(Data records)
§ §

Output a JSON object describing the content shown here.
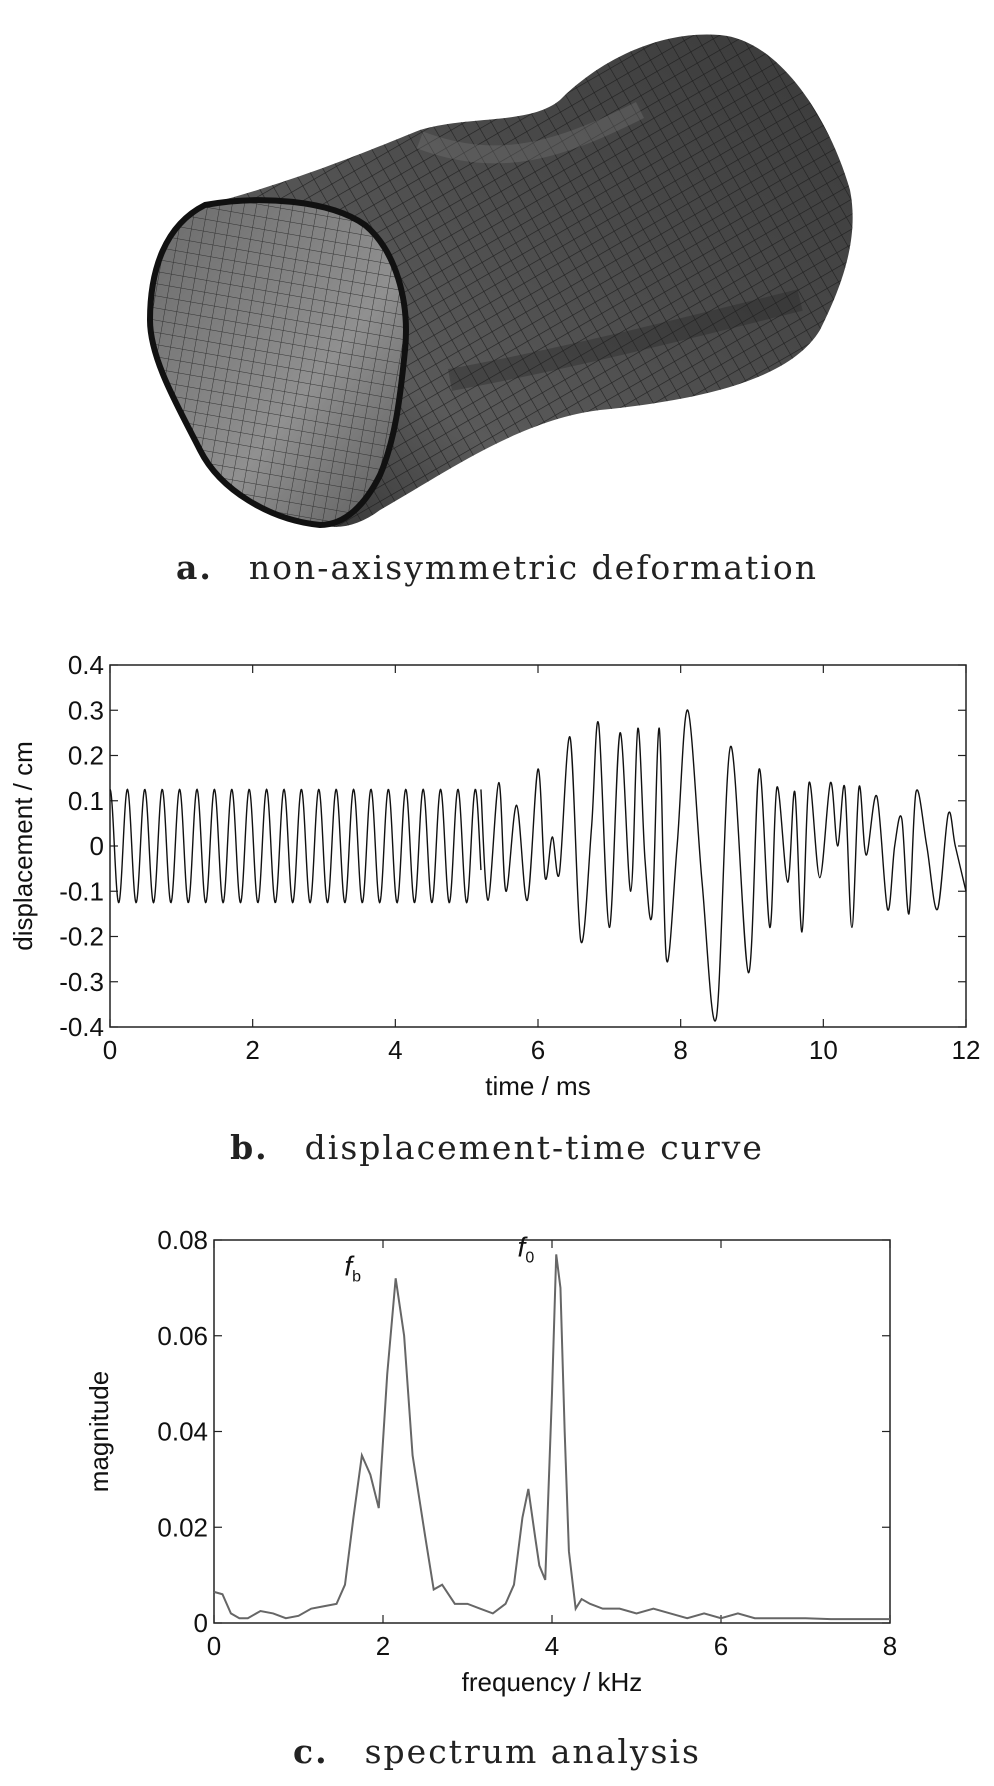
{
  "panel_a": {
    "caption_letter": "a.",
    "caption_text": "non-axisymmetric deformation"
  },
  "panel_b": {
    "caption_letter": "b.",
    "caption_text": "displacement-time curve"
  },
  "panel_c": {
    "caption_letter": "c.",
    "caption_text": "spectrum analysis",
    "annotations": [
      {
        "main": "f",
        "sub": "b",
        "x": 2.0,
        "y": 0.073
      },
      {
        "main": "f",
        "sub": "0",
        "x": 4.05,
        "y": 0.077
      }
    ]
  },
  "chart_data": [
    {
      "type": "line",
      "xlabel": "time / ms",
      "ylabel": "displacement / cm",
      "xlim": [
        0,
        12
      ],
      "ylim": [
        -0.4,
        0.4
      ],
      "xticks": [
        0,
        2,
        4,
        6,
        8,
        10,
        12
      ],
      "yticks": [
        0.4,
        0.3,
        0.2,
        0.1,
        0,
        -0.1,
        -0.2,
        -0.3,
        -0.4
      ],
      "ytick_labels": [
        "0.4",
        "0.3",
        "0.2",
        "0.1",
        "0",
        "-0.1",
        "-0.2",
        "-0.3",
        "-0.4"
      ],
      "grid": false,
      "steady_oscillation": {
        "x_start": 0,
        "x_end": 5.2,
        "frequency_khz": 4.1,
        "amplitude": 0.125
      },
      "x": [
        5.2,
        5.3,
        5.45,
        5.55,
        5.7,
        5.85,
        6.0,
        6.1,
        6.2,
        6.3,
        6.45,
        6.6,
        6.75,
        6.85,
        7.0,
        7.15,
        7.3,
        7.4,
        7.5,
        7.6,
        7.7,
        7.8,
        7.95,
        8.1,
        8.3,
        8.5,
        8.7,
        8.95,
        9.1,
        9.25,
        9.35,
        9.5,
        9.6,
        9.7,
        9.8,
        9.95,
        10.1,
        10.2,
        10.3,
        10.4,
        10.5,
        10.6,
        10.75,
        10.9,
        11.0,
        11.1,
        11.2,
        11.3,
        11.45,
        11.6,
        11.75,
        11.85,
        12.0
      ],
      "y": [
        0.125,
        -0.12,
        0.14,
        -0.1,
        0.09,
        -0.12,
        0.17,
        -0.07,
        0.02,
        -0.06,
        0.24,
        -0.21,
        0.04,
        0.27,
        -0.18,
        0.25,
        -0.1,
        0.26,
        -0.03,
        -0.15,
        0.26,
        -0.25,
        0.0,
        0.3,
        -0.08,
        -0.38,
        0.22,
        -0.28,
        0.17,
        -0.18,
        0.13,
        -0.08,
        0.12,
        -0.19,
        0.14,
        -0.07,
        0.14,
        0.0,
        0.13,
        -0.18,
        0.13,
        -0.02,
        0.11,
        -0.14,
        0.0,
        0.06,
        -0.15,
        0.12,
        0.0,
        -0.14,
        0.07,
        0.0,
        -0.1
      ]
    },
    {
      "type": "line",
      "xlabel": "frequency / kHz",
      "ylabel": "magnitude",
      "xlim": [
        0,
        8
      ],
      "ylim": [
        0,
        0.08
      ],
      "xticks": [
        0,
        2,
        4,
        6,
        8
      ],
      "yticks": [
        0.08,
        0.06,
        0.04,
        0.02,
        0
      ],
      "ytick_labels": [
        "0.08",
        "0.06",
        "0.04",
        "0.02",
        "0"
      ],
      "grid": false,
      "x": [
        0,
        0.1,
        0.2,
        0.3,
        0.4,
        0.55,
        0.7,
        0.85,
        1.0,
        1.15,
        1.3,
        1.45,
        1.55,
        1.65,
        1.75,
        1.8,
        1.85,
        1.95,
        2.05,
        2.15,
        2.25,
        2.35,
        2.5,
        2.6,
        2.7,
        2.85,
        3.0,
        3.15,
        3.3,
        3.45,
        3.55,
        3.65,
        3.72,
        3.8,
        3.85,
        3.92,
        4.0,
        4.05,
        4.1,
        4.15,
        4.2,
        4.28,
        4.35,
        4.45,
        4.6,
        4.8,
        5.0,
        5.2,
        5.4,
        5.6,
        5.8,
        6.0,
        6.2,
        6.4,
        6.6,
        6.8,
        7.0,
        7.3,
        7.6,
        8.0
      ],
      "y": [
        0.0065,
        0.006,
        0.002,
        0.001,
        0.001,
        0.0025,
        0.002,
        0.001,
        0.0015,
        0.003,
        0.0035,
        0.004,
        0.008,
        0.022,
        0.035,
        0.033,
        0.031,
        0.024,
        0.052,
        0.072,
        0.06,
        0.035,
        0.018,
        0.007,
        0.008,
        0.004,
        0.004,
        0.003,
        0.002,
        0.004,
        0.008,
        0.022,
        0.028,
        0.018,
        0.012,
        0.009,
        0.048,
        0.077,
        0.07,
        0.04,
        0.015,
        0.003,
        0.005,
        0.004,
        0.003,
        0.003,
        0.002,
        0.003,
        0.002,
        0.001,
        0.002,
        0.001,
        0.002,
        0.001,
        0.001,
        0.001,
        0.001,
        0.0008,
        0.0008,
        0.0008
      ]
    }
  ]
}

§ §

**AIM:** Reproduce every line of the listing above in which the string "ylabel" appears.

**FINAL RESULT:**
      "ylabel": "displacement / cm",
      "ylabel": "magnitude",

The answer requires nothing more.